Exercise directions -> Locate every line that holds the string "Schreibe" and copy it.

## start Material

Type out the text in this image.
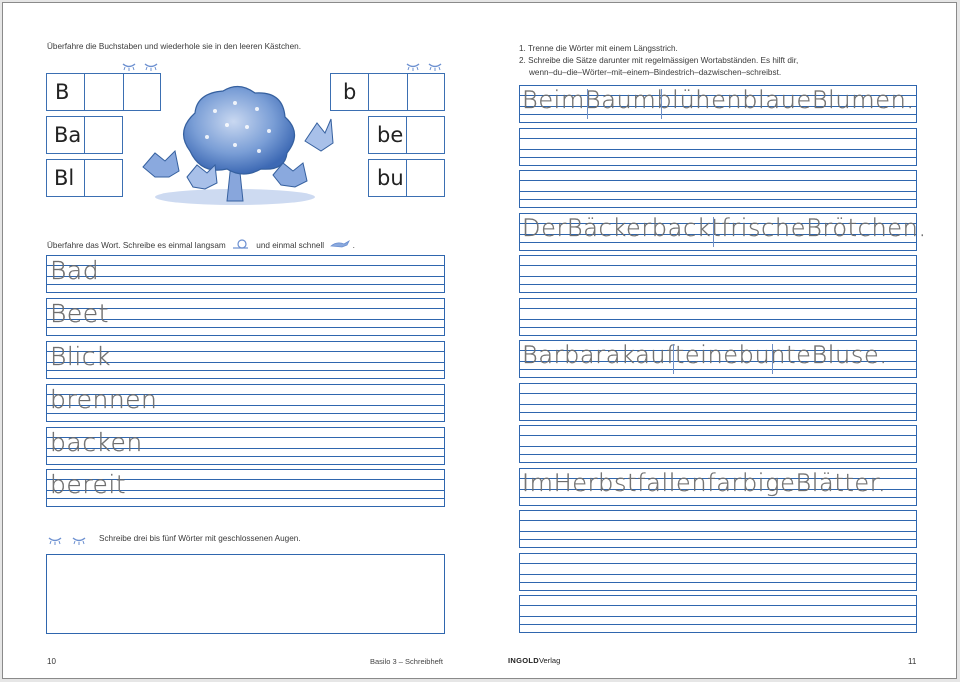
Überfahre die Buchstaben und wiederhole sie in den leeren Kästchen.
B
Ba
Bl
b
be
bu
Überfahre das Wort. Schreibe es einmal langsam	und einmal schnell	.
Bad
Beet
Blick
brennen
backen
bereit
Schreibe drei bis fünf Wörter mit geschlossenen Augen.
10	Basilo 3 – Schreibheft
1. Trenne die Wörter mit einem Längsstrich.
2. Schreibe die Sätze darunter mit regelmässigen Wortabständen. Es hilft dir,
wenn–du–die–Wörter–mit–einem–Bindestrich–dazwischen–schreibst.
BeimBaumblühenblaueBlumen.
DerBäckerbacktfrischeBrötchen.
BarbarakaufteinebunteBluse.
ImHerbstfallenfarbigeBlätter.
INGOLDVerlag	11
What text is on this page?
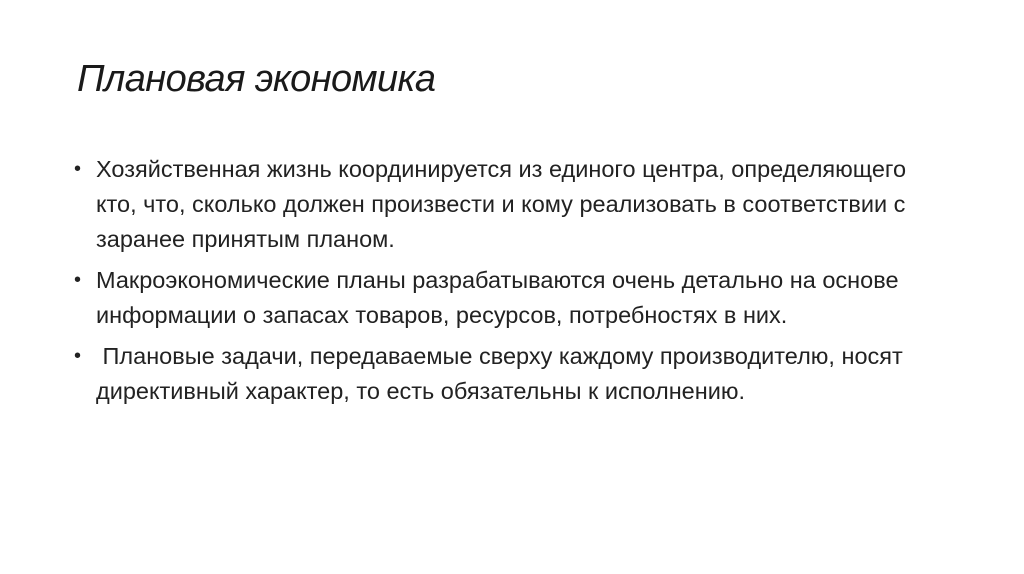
Плановая экономика
• Хозяйственная жизнь координируется из единого центра, определяющего кто, что, сколько должен произвести и кому реализовать в соответствии с заранее принятым планом.
• Макроэкономические планы разрабатываются очень детально на основе информации о запасах товаров, ресурсов, потребностях в них.
• Плановые задачи, передаваемые сверху каждому производителю, носят директивный характер, то есть обязательны к исполнению.
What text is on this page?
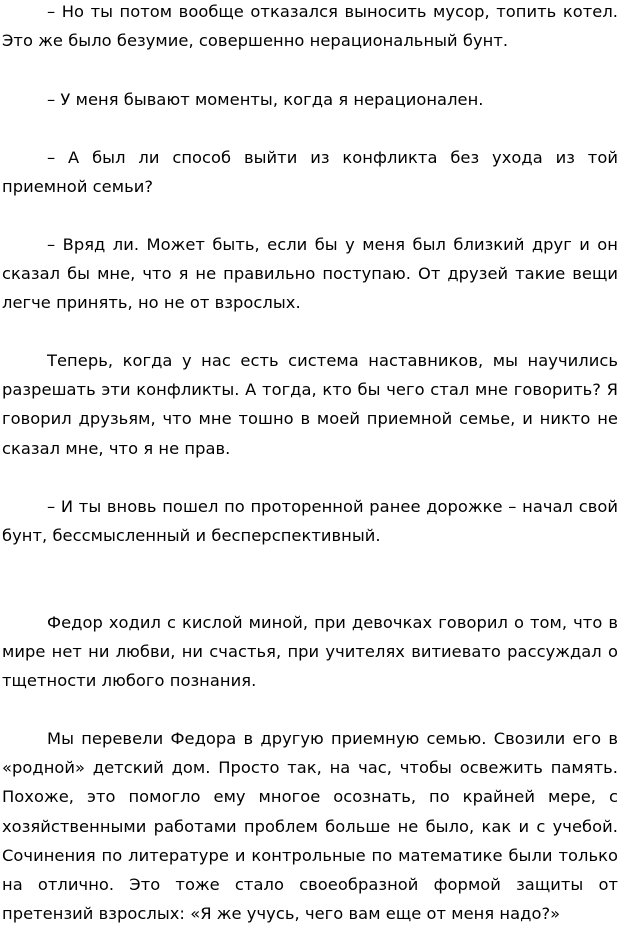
– Но ты потом вообще отказался выносить мусор, топить котел. Это же было безумие, совершенно нерациональный бунт.

– У меня бывают моменты, когда я нерационален.

– А был ли способ выйти из конфликта без ухода из той приемной семьи?

– Вряд ли. Может быть, если бы у меня был близкий друг и он сказал бы мне, что я не правильно поступаю. От друзей такие вещи легче принять, но не от взрослых.

Теперь, когда у нас есть система наставников, мы научились разрешать эти конфликты. А тогда, кто бы чего стал мне говорить? Я говорил друзьям, что мне тошно в моей приемной семье, и никто не сказал мне, что я не прав.

– И ты вновь пошел по проторенной ранее дорожке – начал свой бунт, бессмысленный и бесперспективный.

Федор ходил с кислой миной, при девочках говорил о том, что в мире нет ни любви, ни счастья, при учителях витиевато рассуждал о тщетности любого познания.

Мы перевели Федора в другую приемную семью. Свозили его в «родной» детский дом. Просто так, на час, чтобы освежить память. Похоже, это помогло ему многое осознать, по крайней мере, с хозяйственными работами проблем больше не было, как и с учебой. Сочинения по литературе и контрольные по математике были только на отлично. Это тоже стало своеобразной формой защиты от претензий взрослых: «Я же учусь, чего вам еще от меня надо?»
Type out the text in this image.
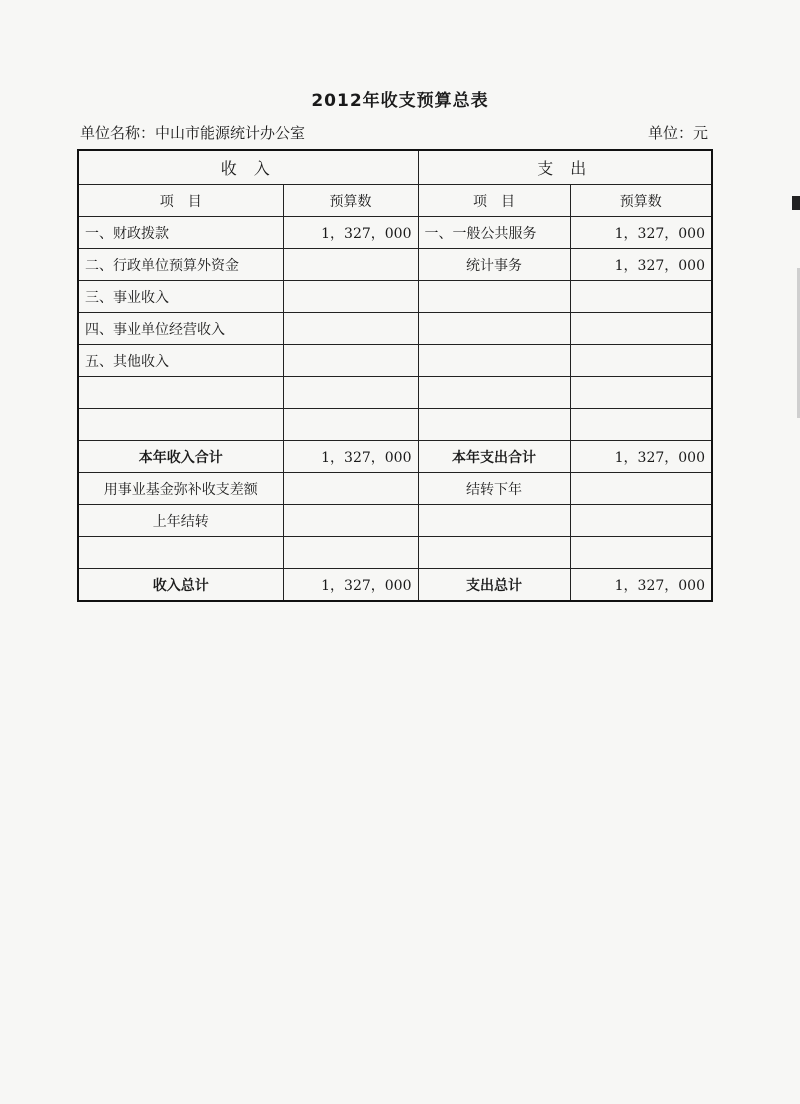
2012年收支预算总表
单位名称：中山市能源统计办公室	单位：元
收 入		支 出	
项　目	预算数	项　目	预算数
一、财政拨款	1，327，000	一、一般公共服务	1，327，000
二、行政单位预算外资金		统计事务	1，327，000
三、事业收入			
四、事业单位经营收入			
五、其他收入			

本年收入合计	1，327，000	本年支出合计	1，327，000
用事业基金弥补收支差额		结转下年	
上年结转			

收入总计	1，327，000	支出总计	1，327，000
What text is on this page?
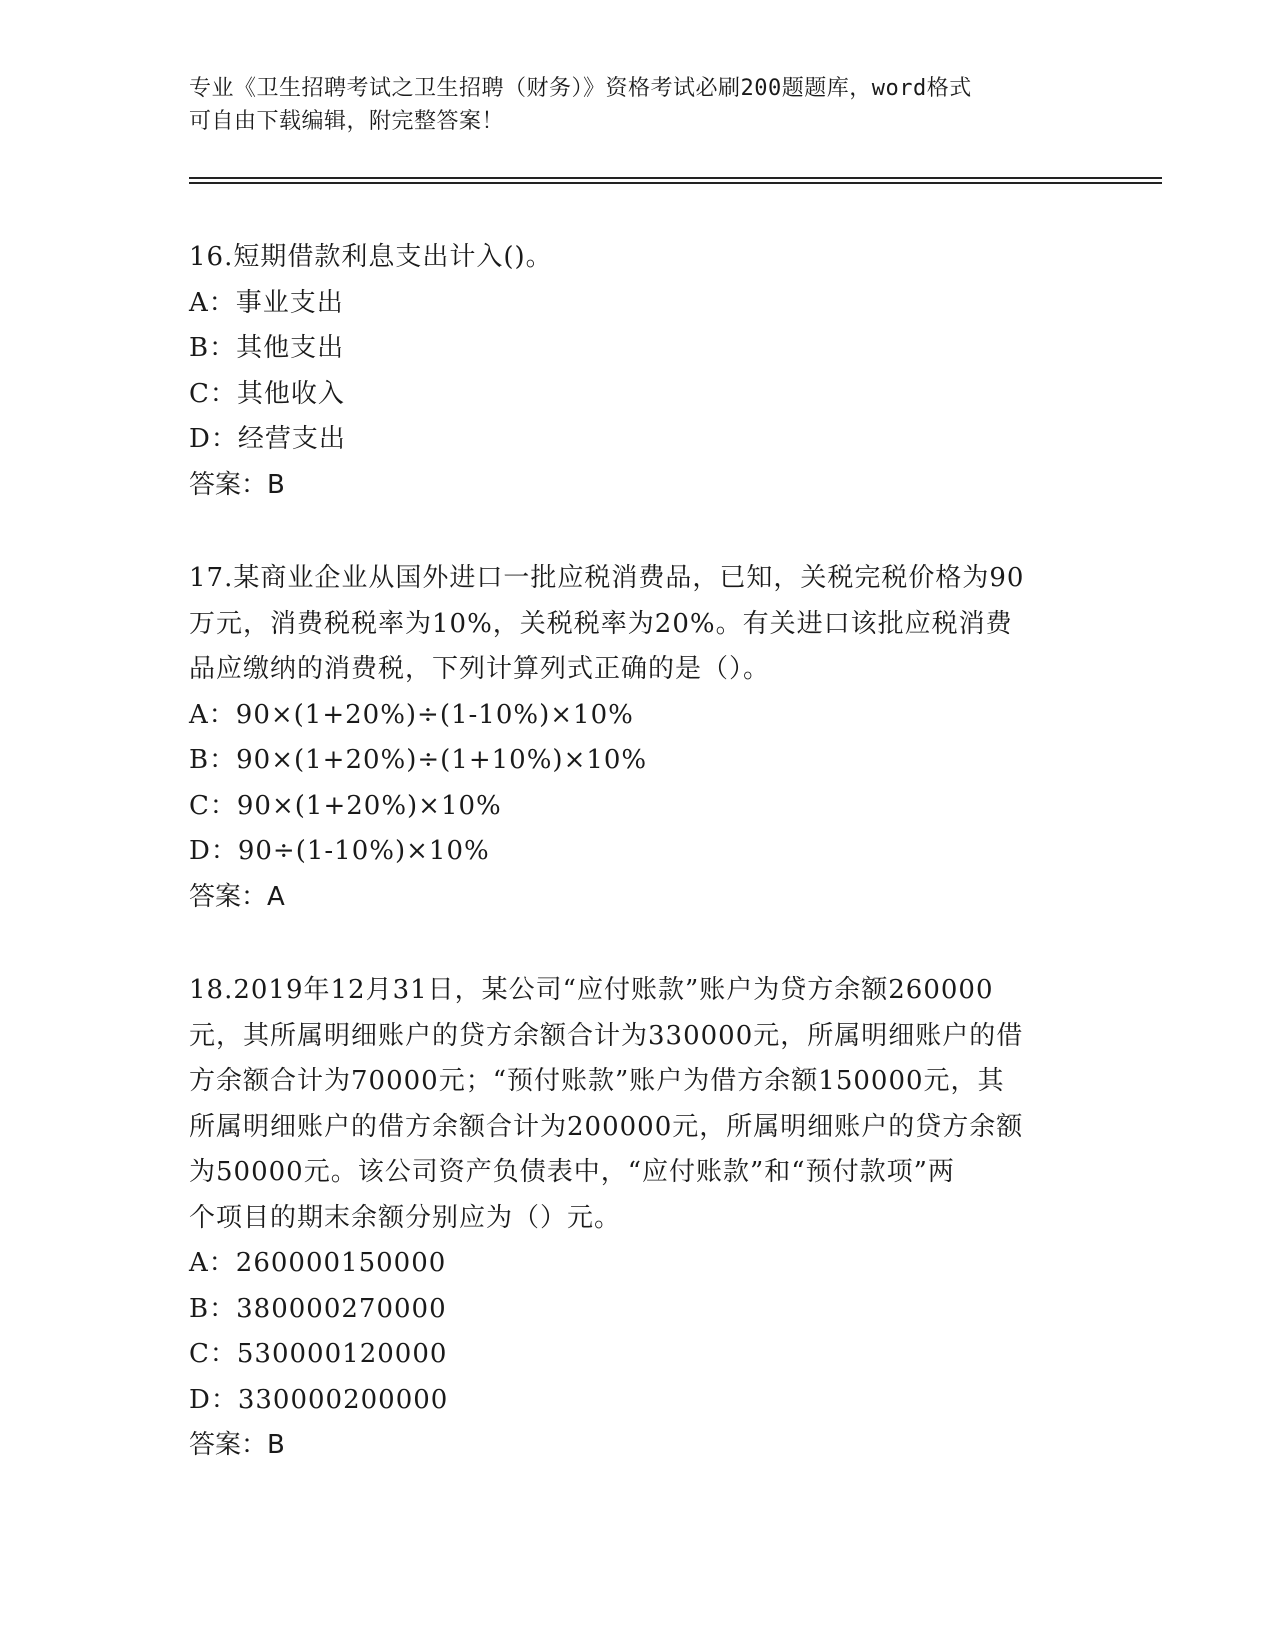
专业《卫生招聘考试之卫生招聘（财务）》资格考试必刷200题题库，word格式
可自由下载编辑，附完整答案！
16.短期借款利息支出计入()。
A：事业支出
B：其他支出
C：其他收入
D：经营支出
答案：B
17.某商业企业从国外进口一批应税消费品，已知，关税完税价格为90
万元，消费税税率为10%，关税税率为20%。有关进口该批应税消费
品应缴纳的消费税，下列计算列式正确的是（）。
A：90×(1+20%)÷(1-10%)×10%
B：90×(1+20%)÷(1+10%)×10%
C：90×(1+20%)×10%
D：90÷(1-10%)×10%
答案：A
18.2019年12月31日，某公司“应付账款”账户为贷方余额260000
元，其所属明细账户的贷方余额合计为330000元，所属明细账户的借
方余额合计为70000元；“预付账款”账户为借方余额150000元，其
所属明细账户的借方余额合计为200000元，所属明细账户的贷方余额
为50000元。该公司资产负债表中，“应付账款”和“预付款项”两
个项目的期末余额分别应为（）元。
A：260000150000
B：380000270000
C：530000120000
D：330000200000
答案：B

## end Material

Response for this exercise ->
Überfahre das Wort. Schreibe es einmal langsam	und einmal schnell	.
Schreibe drei bis fünf Wörter mit geschlossenen Augen.
2. Schreibe die Sätze darunter mit regelmässigen Wortabständen. Es hilft dir,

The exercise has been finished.